Copy the data word for word, from its first line through the line containing "single-pair-detail [91, 492, 380, 702]", with both of those lines included.

:: DATA FOR PROCESSING

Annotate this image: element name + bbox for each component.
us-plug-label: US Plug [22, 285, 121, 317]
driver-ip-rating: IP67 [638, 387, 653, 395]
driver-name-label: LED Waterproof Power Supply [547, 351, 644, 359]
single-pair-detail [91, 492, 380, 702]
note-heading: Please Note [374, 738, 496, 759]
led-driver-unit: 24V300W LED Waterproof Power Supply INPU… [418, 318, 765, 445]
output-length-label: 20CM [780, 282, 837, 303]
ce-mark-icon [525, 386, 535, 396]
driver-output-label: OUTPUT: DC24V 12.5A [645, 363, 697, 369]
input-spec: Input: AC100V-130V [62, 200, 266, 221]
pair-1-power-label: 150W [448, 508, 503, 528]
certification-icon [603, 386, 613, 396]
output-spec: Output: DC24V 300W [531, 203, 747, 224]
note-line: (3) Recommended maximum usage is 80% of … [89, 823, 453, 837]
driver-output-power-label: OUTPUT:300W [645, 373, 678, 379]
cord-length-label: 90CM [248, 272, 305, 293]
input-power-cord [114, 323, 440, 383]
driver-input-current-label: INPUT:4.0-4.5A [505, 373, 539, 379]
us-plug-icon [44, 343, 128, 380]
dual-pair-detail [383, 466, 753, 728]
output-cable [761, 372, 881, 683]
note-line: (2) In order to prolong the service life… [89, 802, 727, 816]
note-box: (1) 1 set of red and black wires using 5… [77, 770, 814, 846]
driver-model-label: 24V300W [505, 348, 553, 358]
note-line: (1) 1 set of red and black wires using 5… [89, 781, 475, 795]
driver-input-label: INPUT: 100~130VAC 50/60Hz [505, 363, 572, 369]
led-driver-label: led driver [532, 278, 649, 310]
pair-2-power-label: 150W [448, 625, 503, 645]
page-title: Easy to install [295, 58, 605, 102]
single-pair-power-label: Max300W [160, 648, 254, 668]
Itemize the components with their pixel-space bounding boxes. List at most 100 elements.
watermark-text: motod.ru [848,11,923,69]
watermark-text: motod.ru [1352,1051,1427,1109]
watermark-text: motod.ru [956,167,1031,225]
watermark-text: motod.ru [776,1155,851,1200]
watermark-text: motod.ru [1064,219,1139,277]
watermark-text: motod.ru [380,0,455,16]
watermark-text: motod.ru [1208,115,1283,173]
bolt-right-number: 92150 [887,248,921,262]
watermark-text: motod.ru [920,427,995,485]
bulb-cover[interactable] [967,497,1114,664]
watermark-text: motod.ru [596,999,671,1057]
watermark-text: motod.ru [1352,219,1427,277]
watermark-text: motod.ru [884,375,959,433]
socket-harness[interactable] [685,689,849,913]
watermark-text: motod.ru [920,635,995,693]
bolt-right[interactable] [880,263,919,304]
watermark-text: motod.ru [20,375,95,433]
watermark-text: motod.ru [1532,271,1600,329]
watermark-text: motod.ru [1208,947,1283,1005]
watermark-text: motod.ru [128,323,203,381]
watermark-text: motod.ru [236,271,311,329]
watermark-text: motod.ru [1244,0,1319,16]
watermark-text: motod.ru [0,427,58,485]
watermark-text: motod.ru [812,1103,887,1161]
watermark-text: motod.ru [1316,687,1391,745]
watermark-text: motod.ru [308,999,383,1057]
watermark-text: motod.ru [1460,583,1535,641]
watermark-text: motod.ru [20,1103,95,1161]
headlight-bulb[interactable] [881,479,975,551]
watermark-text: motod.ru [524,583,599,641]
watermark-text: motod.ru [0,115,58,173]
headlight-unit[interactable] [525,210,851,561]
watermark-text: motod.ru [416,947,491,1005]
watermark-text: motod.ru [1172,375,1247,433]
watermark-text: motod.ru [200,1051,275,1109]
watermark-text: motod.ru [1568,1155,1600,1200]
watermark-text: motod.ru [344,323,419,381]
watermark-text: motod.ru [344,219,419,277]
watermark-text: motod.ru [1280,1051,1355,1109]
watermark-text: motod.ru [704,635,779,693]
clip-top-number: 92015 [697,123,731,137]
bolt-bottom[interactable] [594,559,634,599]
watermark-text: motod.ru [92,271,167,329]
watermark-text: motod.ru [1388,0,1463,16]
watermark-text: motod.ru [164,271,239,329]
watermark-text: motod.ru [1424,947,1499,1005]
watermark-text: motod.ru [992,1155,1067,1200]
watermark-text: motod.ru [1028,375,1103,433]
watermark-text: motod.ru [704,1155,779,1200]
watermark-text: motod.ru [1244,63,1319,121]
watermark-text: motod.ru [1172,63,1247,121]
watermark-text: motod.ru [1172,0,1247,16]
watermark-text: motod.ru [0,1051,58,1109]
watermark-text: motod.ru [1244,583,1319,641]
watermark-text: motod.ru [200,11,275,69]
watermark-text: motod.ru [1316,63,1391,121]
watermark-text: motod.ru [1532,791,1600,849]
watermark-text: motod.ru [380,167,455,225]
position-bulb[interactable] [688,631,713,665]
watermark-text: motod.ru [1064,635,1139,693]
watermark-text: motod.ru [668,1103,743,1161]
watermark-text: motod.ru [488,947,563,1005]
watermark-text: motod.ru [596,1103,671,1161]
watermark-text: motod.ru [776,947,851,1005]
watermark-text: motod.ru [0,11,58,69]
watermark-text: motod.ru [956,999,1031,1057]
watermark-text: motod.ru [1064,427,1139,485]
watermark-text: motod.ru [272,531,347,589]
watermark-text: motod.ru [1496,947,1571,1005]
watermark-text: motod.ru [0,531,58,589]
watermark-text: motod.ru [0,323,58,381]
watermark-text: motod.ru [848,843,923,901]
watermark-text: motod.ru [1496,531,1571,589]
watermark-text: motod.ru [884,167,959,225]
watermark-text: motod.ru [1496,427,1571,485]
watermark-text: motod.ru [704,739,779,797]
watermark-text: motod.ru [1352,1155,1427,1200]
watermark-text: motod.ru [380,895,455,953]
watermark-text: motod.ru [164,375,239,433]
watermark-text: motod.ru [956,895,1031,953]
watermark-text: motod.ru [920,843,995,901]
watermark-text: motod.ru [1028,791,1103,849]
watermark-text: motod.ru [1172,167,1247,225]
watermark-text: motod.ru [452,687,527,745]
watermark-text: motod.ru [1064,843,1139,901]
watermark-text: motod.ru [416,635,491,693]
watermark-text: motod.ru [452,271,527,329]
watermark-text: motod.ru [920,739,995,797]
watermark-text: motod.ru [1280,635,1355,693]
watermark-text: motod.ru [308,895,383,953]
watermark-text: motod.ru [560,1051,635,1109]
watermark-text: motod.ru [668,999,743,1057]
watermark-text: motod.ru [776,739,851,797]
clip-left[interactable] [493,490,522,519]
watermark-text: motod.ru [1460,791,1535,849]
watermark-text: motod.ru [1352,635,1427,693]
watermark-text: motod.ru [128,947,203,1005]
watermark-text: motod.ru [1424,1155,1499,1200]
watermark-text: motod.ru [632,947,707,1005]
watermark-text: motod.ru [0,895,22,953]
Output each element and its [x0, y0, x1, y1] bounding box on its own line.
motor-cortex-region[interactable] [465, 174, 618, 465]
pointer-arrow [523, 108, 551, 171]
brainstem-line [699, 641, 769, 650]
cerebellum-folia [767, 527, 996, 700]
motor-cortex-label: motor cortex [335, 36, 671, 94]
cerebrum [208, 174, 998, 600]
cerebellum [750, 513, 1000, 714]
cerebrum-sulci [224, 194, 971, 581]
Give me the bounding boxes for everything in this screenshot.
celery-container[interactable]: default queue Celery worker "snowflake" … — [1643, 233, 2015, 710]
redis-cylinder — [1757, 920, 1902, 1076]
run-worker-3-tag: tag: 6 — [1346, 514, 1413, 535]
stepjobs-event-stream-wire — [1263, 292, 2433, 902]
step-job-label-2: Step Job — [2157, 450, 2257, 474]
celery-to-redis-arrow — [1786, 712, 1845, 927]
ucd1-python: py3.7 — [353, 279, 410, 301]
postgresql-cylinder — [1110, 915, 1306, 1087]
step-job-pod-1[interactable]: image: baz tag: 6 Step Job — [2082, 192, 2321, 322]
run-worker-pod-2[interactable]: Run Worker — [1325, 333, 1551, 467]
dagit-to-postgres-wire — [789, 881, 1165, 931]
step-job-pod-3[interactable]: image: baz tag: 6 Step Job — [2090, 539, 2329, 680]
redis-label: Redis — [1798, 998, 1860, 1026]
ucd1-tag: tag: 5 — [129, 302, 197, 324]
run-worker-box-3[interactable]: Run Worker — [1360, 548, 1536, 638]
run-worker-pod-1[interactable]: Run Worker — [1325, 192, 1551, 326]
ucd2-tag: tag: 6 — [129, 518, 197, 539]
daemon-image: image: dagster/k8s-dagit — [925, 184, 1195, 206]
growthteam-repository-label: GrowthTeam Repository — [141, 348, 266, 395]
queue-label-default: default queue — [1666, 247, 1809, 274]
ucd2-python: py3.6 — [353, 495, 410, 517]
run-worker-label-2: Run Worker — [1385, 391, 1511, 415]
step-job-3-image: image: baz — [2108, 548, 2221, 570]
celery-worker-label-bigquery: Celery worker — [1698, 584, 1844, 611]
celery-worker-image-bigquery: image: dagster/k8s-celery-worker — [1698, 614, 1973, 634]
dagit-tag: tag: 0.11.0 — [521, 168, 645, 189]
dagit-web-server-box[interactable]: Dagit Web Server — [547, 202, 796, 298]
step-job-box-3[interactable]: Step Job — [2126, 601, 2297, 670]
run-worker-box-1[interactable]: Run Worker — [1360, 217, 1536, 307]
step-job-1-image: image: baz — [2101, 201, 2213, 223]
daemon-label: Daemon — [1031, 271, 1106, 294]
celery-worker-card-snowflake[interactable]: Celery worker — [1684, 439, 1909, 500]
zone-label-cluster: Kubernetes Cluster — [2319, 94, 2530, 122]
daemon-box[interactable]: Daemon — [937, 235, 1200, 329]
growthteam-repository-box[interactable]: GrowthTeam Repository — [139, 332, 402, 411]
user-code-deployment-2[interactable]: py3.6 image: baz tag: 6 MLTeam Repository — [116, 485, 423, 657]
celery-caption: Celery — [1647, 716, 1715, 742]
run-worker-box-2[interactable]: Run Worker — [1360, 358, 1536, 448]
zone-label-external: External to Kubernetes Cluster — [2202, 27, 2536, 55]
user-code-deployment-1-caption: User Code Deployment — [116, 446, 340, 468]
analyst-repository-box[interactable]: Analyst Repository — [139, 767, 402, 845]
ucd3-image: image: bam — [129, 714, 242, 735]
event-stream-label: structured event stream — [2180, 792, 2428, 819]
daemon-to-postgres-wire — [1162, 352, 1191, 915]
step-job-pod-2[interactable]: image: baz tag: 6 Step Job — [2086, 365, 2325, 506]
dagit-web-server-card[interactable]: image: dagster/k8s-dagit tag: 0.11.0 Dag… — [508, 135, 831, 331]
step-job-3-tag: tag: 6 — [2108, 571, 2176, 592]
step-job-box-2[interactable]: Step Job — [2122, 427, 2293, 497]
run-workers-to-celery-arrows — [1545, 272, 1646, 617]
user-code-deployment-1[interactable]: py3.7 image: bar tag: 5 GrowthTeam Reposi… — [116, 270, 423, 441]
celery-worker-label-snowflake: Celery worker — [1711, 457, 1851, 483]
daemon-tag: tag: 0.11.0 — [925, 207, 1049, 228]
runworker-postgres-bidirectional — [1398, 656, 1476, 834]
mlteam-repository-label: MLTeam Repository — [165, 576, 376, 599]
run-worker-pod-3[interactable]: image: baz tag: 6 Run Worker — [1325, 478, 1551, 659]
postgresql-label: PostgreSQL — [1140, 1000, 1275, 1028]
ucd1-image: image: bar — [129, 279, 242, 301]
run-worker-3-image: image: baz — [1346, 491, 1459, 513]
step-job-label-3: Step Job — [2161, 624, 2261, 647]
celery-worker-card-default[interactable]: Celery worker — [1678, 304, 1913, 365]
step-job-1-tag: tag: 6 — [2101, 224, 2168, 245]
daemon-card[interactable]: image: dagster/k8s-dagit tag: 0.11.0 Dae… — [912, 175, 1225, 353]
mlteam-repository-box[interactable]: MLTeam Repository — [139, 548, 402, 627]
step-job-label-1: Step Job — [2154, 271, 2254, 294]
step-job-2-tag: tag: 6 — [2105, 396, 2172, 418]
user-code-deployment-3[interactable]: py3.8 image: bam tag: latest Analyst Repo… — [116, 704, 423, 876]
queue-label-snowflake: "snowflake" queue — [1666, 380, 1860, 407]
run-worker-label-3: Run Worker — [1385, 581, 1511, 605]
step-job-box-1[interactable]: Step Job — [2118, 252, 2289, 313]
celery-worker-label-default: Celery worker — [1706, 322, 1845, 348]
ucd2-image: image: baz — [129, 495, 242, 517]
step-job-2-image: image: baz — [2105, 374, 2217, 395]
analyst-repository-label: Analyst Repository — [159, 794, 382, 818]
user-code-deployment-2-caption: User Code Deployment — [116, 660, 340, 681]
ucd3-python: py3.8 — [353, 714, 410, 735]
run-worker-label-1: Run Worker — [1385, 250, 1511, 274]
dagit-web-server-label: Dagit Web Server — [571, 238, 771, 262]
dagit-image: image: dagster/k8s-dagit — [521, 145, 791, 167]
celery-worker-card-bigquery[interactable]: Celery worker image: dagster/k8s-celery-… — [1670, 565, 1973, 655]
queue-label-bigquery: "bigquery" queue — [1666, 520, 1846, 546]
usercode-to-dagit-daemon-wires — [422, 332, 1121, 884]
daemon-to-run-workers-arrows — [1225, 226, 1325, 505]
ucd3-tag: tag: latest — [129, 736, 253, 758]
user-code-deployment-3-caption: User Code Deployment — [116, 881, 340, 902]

::::

→ REPLY TO THE EXERCISE
Annotate this image: element name + bbox for each component.
us-plug-label: US Plug [22, 285, 121, 317]
driver-ip-rating: IP67 [638, 387, 653, 395]
driver-name-label: LED Waterproof Power Supply [547, 351, 644, 359]
single-pair-detail [91, 492, 380, 702]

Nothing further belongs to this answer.